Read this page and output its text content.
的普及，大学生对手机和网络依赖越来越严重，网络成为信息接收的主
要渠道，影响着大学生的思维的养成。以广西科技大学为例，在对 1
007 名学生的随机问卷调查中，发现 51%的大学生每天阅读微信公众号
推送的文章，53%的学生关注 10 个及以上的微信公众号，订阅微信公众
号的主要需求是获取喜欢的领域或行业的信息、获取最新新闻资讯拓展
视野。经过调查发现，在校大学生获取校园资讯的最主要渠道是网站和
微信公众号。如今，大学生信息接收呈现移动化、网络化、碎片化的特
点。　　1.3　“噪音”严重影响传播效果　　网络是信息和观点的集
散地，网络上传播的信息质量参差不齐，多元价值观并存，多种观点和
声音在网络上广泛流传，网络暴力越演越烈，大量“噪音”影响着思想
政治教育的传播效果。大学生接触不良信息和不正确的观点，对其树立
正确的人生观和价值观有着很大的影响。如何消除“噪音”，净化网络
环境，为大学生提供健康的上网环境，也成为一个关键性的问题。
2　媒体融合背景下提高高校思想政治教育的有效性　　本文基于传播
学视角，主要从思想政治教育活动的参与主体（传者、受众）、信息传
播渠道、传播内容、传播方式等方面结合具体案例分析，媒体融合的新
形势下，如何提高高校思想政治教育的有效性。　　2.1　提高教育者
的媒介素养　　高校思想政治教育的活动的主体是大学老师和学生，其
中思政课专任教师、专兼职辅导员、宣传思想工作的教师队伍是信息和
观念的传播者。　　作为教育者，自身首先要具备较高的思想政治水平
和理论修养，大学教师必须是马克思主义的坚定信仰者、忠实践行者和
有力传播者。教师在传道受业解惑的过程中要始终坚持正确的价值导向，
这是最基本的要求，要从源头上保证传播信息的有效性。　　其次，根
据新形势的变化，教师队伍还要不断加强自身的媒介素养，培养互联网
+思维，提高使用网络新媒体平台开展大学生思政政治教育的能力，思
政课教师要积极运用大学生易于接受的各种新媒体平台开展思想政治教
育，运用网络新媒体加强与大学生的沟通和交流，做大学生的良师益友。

- _Directive_:
Please output every record, keeping each line exact.

- _Written response_:
Read this page and output its text content.
的普及，大学生对手机和网络依赖越来越严重，网络成为信息接收的主
要渠道，影响着大学生的思维的养成。以广西科技大学为例，在对 1
007 名学生的随机问卷调查中，发现 51%的大学生每天阅读微信公众号
推送的文章，53%的学生关注 10 个及以上的微信公众号，订阅微信公众
号的主要需求是获取喜欢的领域或行业的信息、获取最新新闻资讯拓展
视野。经过调查发现，在校大学生获取校园资讯的最主要渠道是网站和
微信公众号。如今，大学生信息接收呈现移动化、网络化、碎片化的特
点。　　1.3　“噪音”严重影响传播效果　　网络是信息和观点的集
散地，网络上传播的信息质量参差不齐，多元价值观并存，多种观点和
声音在网络上广泛流传，网络暴力越演越烈，大量“噪音”影响着思想
政治教育的传播效果。大学生接触不良信息和不正确的观点，对其树立
正确的人生观和价值观有着很大的影响。如何消除“噪音”，净化网络
环境，为大学生提供健康的上网环境，也成为一个关键性的问题。
2　媒体融合背景下提高高校思想政治教育的有效性　　本文基于传播
学视角，主要从思想政治教育活动的参与主体（传者、受众）、信息传
播渠道、传播内容、传播方式等方面结合具体案例分析，媒体融合的新
形势下，如何提高高校思想政治教育的有效性。　　2.1　提高教育者
的媒介素养　　高校思想政治教育的活动的主体是大学老师和学生，其
中思政课专任教师、专兼职辅导员、宣传思想工作的教师队伍是信息和
观念的传播者。　　作为教育者，自身首先要具备较高的思想政治水平
和理论修养，大学教师必须是马克思主义的坚定信仰者、忠实践行者和
有力传播者。教师在传道受业解惑的过程中要始终坚持正确的价值导向，
这是最基本的要求，要从源头上保证传播信息的有效性。　　其次，根
据新形势的变化，教师队伍还要不断加强自身的媒介素养，培养互联网
+思维，提高使用网络新媒体平台开展大学生思政政治教育的能力，思
政课教师要积极运用大学生易于接受的各种新媒体平台开展思想政治教
育，运用网络新媒体加强与大学生的沟通和交流，做大学生的良师益友。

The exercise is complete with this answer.